------ SUPPLIED RECORDS

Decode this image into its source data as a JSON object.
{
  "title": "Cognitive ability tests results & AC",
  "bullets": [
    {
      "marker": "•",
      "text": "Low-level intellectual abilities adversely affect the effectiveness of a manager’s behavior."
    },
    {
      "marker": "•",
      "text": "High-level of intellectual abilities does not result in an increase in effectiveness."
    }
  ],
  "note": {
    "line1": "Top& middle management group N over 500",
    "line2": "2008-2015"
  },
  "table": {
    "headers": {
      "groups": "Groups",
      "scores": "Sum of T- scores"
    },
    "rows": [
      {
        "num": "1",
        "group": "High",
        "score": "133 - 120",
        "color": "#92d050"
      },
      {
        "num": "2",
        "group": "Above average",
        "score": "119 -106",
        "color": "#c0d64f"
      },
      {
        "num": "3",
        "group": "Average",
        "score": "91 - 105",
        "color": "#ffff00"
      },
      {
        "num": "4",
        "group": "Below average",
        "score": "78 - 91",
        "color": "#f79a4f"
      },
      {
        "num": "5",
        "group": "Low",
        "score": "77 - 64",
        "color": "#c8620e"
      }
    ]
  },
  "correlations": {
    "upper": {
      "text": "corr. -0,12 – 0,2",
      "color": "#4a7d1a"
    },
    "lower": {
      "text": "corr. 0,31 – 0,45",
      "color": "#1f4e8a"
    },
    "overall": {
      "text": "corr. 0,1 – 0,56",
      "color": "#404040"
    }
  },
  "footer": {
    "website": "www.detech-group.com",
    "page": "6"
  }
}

------------

• WHAT YOU WILL DO
Go through the listing above and restate it word for word.

• TASK ANSWER
Decode this image into its source data as a JSON object.
{
  "title": "Cognitive ability tests results & AC",
  "bullets": [
    {
      "marker": "•",
      "text": "Low-level intellectual abilities adversely affect the effectiveness of a manager’s behavior."
    },
    {
      "marker": "•",
      "text": "High-level of intellectual abilities does not result in an increase in effectiveness."
    }
  ],
  "note": {
    "line1": "Top& middle management group N over 500",
    "line2": "2008-2015"
  },
  "table": {
    "headers": {
      "groups": "Groups",
      "scores": "Sum of T- scores"
    },
    "rows": [
      {
        "num": "1",
        "group": "High",
        "score": "133 - 120",
        "color": "#92d050"
      },
      {
        "num": "2",
        "group": "Above average",
        "score": "119 -106",
        "color": "#c0d64f"
      },
      {
        "num": "3",
        "group": "Average",
        "score": "91 - 105",
        "color": "#ffff00"
      },
      {
        "num": "4",
        "group": "Below average",
        "score": "78 - 91",
        "color": "#f79a4f"
      },
      {
        "num": "5",
        "group": "Low",
        "score": "77 - 64",
        "color": "#c8620e"
      }
    ]
  },
  "correlations": {
    "upper": {
      "text": "corr. -0,12 – 0,2",
      "color": "#4a7d1a"
    },
    "lower": {
      "text": "corr. 0,31 – 0,45",
      "color": "#1f4e8a"
    },
    "overall": {
      "text": "corr. 0,1 – 0,56",
      "color": "#404040"
    }
  },
  "footer": {
    "website": "www.detech-group.com",
    "page": "6"
  }
}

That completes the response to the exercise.